YOUR INSTRUCTIONS:
Reproduce every line of the records below with no changes.

[Listings of element regions]
◇ ◇ ◇ ◇ ◇

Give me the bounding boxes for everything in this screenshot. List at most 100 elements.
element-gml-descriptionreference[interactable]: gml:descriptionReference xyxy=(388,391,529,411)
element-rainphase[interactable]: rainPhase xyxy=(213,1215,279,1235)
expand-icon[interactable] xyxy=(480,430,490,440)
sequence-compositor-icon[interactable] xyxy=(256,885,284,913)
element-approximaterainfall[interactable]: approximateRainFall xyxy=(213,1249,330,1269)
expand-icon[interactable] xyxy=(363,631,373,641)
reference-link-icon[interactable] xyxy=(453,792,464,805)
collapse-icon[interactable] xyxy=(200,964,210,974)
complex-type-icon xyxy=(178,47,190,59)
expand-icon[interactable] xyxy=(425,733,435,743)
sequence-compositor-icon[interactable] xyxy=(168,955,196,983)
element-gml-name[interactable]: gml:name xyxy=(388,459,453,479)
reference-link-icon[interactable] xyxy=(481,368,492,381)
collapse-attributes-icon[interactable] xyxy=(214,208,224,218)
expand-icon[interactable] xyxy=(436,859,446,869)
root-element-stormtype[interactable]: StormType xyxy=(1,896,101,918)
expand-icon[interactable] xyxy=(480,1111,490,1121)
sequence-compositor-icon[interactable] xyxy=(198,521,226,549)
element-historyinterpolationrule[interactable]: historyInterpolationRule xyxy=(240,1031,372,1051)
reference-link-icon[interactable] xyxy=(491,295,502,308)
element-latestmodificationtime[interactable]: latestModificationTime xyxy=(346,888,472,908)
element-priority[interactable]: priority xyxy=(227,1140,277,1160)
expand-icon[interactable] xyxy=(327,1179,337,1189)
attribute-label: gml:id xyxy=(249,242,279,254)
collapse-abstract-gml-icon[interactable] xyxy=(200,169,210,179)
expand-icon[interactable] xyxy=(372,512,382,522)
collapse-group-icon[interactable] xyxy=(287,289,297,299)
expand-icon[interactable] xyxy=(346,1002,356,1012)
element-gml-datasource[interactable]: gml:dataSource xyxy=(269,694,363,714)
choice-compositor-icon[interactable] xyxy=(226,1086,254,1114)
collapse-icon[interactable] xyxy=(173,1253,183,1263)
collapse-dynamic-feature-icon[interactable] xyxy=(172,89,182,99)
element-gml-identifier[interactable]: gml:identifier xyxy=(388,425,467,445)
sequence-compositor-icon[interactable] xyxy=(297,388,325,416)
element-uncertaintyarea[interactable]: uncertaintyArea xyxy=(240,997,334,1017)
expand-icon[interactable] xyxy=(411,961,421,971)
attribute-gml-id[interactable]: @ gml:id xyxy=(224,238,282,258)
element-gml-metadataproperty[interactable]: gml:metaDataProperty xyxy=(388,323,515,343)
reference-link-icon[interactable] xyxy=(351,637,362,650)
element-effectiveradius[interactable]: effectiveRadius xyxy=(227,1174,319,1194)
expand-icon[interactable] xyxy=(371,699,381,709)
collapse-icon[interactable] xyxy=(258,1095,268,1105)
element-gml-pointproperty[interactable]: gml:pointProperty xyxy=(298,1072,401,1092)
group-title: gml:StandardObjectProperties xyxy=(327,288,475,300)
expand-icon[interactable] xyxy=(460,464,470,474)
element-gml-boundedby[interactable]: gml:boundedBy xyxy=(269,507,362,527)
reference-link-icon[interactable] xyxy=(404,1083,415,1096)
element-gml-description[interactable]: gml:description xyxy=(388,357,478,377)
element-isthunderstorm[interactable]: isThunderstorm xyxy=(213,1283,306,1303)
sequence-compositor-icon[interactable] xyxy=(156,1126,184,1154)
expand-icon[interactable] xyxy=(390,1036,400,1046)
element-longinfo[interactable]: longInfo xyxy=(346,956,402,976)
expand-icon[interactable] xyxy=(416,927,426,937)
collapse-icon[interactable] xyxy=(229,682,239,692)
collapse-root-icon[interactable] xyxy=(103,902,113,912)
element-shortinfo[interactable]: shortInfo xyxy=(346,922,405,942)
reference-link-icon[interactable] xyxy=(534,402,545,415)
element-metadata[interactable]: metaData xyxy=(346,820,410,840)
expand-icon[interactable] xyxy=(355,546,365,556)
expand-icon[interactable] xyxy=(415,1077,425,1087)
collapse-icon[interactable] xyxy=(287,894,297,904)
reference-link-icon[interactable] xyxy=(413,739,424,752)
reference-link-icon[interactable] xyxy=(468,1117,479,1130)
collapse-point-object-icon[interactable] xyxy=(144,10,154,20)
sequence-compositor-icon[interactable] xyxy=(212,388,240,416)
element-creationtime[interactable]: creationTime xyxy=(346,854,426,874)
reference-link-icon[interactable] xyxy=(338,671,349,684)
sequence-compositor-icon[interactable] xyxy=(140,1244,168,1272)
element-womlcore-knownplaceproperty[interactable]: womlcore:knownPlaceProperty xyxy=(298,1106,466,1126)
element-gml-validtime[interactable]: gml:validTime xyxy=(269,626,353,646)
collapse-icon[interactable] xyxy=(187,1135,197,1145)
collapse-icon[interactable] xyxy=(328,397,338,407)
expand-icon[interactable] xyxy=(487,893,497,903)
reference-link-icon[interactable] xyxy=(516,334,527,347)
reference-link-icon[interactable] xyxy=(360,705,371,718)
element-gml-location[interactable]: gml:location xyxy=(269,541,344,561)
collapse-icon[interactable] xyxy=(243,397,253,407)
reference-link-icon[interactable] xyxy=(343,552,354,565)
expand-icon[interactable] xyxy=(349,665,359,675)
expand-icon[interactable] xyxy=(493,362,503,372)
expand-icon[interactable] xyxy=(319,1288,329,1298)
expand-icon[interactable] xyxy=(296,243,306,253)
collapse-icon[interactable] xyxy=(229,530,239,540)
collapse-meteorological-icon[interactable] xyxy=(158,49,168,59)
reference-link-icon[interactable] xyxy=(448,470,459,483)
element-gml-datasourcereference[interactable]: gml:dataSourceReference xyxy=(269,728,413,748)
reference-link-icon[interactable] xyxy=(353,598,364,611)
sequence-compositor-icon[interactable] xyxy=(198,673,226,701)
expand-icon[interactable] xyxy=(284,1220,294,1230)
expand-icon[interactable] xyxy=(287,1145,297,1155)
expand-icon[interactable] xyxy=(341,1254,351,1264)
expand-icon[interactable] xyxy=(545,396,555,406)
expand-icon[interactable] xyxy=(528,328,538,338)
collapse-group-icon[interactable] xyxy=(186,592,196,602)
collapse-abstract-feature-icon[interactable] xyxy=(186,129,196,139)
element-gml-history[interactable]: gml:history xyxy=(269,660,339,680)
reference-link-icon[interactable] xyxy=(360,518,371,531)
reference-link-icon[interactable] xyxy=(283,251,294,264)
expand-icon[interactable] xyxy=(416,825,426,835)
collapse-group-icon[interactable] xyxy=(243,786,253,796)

◇ ◇ ◇ ◇ ◇

RESPONSE TO THE EXERCISE:
Give me the bounding boxes for everything in this screenshot. List at most 100 elements.
element-gml-descriptionreference[interactable]: gml:descriptionReference xyxy=(388,391,529,411)
element-rainphase[interactable]: rainPhase xyxy=(213,1215,279,1235)
expand-icon[interactable] xyxy=(480,430,490,440)
sequence-compositor-icon[interactable] xyxy=(256,885,284,913)
element-approximaterainfall[interactable]: approximateRainFall xyxy=(213,1249,330,1269)
expand-icon[interactable] xyxy=(363,631,373,641)
reference-link-icon[interactable] xyxy=(453,792,464,805)
collapse-icon[interactable] xyxy=(200,964,210,974)
complex-type-icon xyxy=(178,47,190,59)
expand-icon[interactable] xyxy=(425,733,435,743)
sequence-compositor-icon[interactable] xyxy=(168,955,196,983)
element-gml-name[interactable]: gml:name xyxy=(388,459,453,479)
reference-link-icon[interactable] xyxy=(481,368,492,381)
collapse-attributes-icon[interactable] xyxy=(214,208,224,218)
expand-icon[interactable] xyxy=(436,859,446,869)
root-element-stormtype[interactable]: StormType xyxy=(1,896,101,918)
expand-icon[interactable] xyxy=(480,1111,490,1121)
sequence-compositor-icon[interactable] xyxy=(198,521,226,549)
element-historyinterpolationrule[interactable]: historyInterpolationRule xyxy=(240,1031,372,1051)
reference-link-icon[interactable] xyxy=(491,295,502,308)
element-latestmodificationtime[interactable]: latestModificationTime xyxy=(346,888,472,908)
element-priority[interactable]: priority xyxy=(227,1140,277,1160)
expand-icon[interactable] xyxy=(327,1179,337,1189)
attribute-label: gml:id xyxy=(249,242,279,254)
collapse-abstract-gml-icon[interactable] xyxy=(200,169,210,179)
expand-icon[interactable] xyxy=(372,512,382,522)
collapse-group-icon[interactable] xyxy=(287,289,297,299)
expand-icon[interactable] xyxy=(346,1002,356,1012)
element-gml-datasource[interactable]: gml:dataSource xyxy=(269,694,363,714)
choice-compositor-icon[interactable] xyxy=(226,1086,254,1114)
collapse-icon[interactable] xyxy=(173,1253,183,1263)
collapse-dynamic-feature-icon[interactable] xyxy=(172,89,182,99)
element-gml-identifier[interactable]: gml:identifier xyxy=(388,425,467,445)
sequence-compositor-icon[interactable] xyxy=(297,388,325,416)
element-uncertaintyarea[interactable]: uncertaintyArea xyxy=(240,997,334,1017)
expand-icon[interactable] xyxy=(411,961,421,971)
attribute-gml-id[interactable]: @ gml:id xyxy=(224,238,282,258)
element-gml-metadataproperty[interactable]: gml:metaDataProperty xyxy=(388,323,515,343)
reference-link-icon[interactable] xyxy=(351,637,362,650)
element-effectiveradius[interactable]: effectiveRadius xyxy=(227,1174,319,1194)
expand-icon[interactable] xyxy=(371,699,381,709)
collapse-icon[interactable] xyxy=(258,1095,268,1105)
element-gml-pointproperty[interactable]: gml:pointProperty xyxy=(298,1072,401,1092)
group-title: gml:StandardObjectProperties xyxy=(327,288,475,300)
expand-icon[interactable] xyxy=(460,464,470,474)
element-gml-boundedby[interactable]: gml:boundedBy xyxy=(269,507,362,527)
reference-link-icon[interactable] xyxy=(404,1083,415,1096)
element-gml-description[interactable]: gml:description xyxy=(388,357,478,377)
element-isthunderstorm[interactable]: isThunderstorm xyxy=(213,1283,306,1303)
sequence-compositor-icon[interactable] xyxy=(156,1126,184,1154)
expand-icon[interactable] xyxy=(390,1036,400,1046)
element-longinfo[interactable]: longInfo xyxy=(346,956,402,976)
expand-icon[interactable] xyxy=(416,927,426,937)
collapse-icon[interactable] xyxy=(229,682,239,692)
collapse-root-icon[interactable] xyxy=(103,902,113,912)
element-shortinfo[interactable]: shortInfo xyxy=(346,922,405,942)
reference-link-icon[interactable] xyxy=(534,402,545,415)
element-metadata[interactable]: metaData xyxy=(346,820,410,840)
expand-icon[interactable] xyxy=(355,546,365,556)
expand-icon[interactable] xyxy=(415,1077,425,1087)
collapse-icon[interactable] xyxy=(287,894,297,904)
reference-link-icon[interactable] xyxy=(413,739,424,752)
reference-link-icon[interactable] xyxy=(468,1117,479,1130)
collapse-point-object-icon[interactable] xyxy=(144,10,154,20)
sequence-compositor-icon[interactable] xyxy=(212,388,240,416)
element-creationtime[interactable]: creationTime xyxy=(346,854,426,874)
reference-link-icon[interactable] xyxy=(338,671,349,684)
sequence-compositor-icon[interactable] xyxy=(140,1244,168,1272)
element-womlcore-knownplaceproperty[interactable]: womlcore:knownPlaceProperty xyxy=(298,1106,466,1126)
element-gml-validtime[interactable]: gml:validTime xyxy=(269,626,353,646)
collapse-icon[interactable] xyxy=(187,1135,197,1145)
collapse-icon[interactable] xyxy=(328,397,338,407)
expand-icon[interactable] xyxy=(487,893,497,903)
reference-link-icon[interactable] xyxy=(516,334,527,347)
reference-link-icon[interactable] xyxy=(360,705,371,718)
element-gml-location[interactable]: gml:location xyxy=(269,541,344,561)
collapse-icon[interactable] xyxy=(243,397,253,407)
reference-link-icon[interactable] xyxy=(343,552,354,565)
expand-icon[interactable] xyxy=(349,665,359,675)
expand-icon[interactable] xyxy=(493,362,503,372)
expand-icon[interactable] xyxy=(319,1288,329,1298)
expand-icon[interactable] xyxy=(296,243,306,253)
collapse-icon[interactable] xyxy=(229,530,239,540)
collapse-meteorological-icon[interactable] xyxy=(158,49,168,59)
reference-link-icon[interactable] xyxy=(448,470,459,483)
element-gml-datasourcereference[interactable]: gml:dataSourceReference xyxy=(269,728,413,748)
reference-link-icon[interactable] xyxy=(353,598,364,611)
sequence-compositor-icon[interactable] xyxy=(198,673,226,701)
expand-icon[interactable] xyxy=(284,1220,294,1230)
expand-icon[interactable] xyxy=(287,1145,297,1155)
expand-icon[interactable] xyxy=(341,1254,351,1264)
expand-icon[interactable] xyxy=(545,396,555,406)
expand-icon[interactable] xyxy=(528,328,538,338)
collapse-group-icon[interactable] xyxy=(186,592,196,602)
collapse-abstract-feature-icon[interactable] xyxy=(186,129,196,139)
element-gml-history[interactable]: gml:history xyxy=(269,660,339,680)
reference-link-icon[interactable] xyxy=(360,518,371,531)
reference-link-icon[interactable] xyxy=(283,251,294,264)
expand-icon[interactable] xyxy=(416,825,426,835)
collapse-group-icon[interactable] xyxy=(243,786,253,796)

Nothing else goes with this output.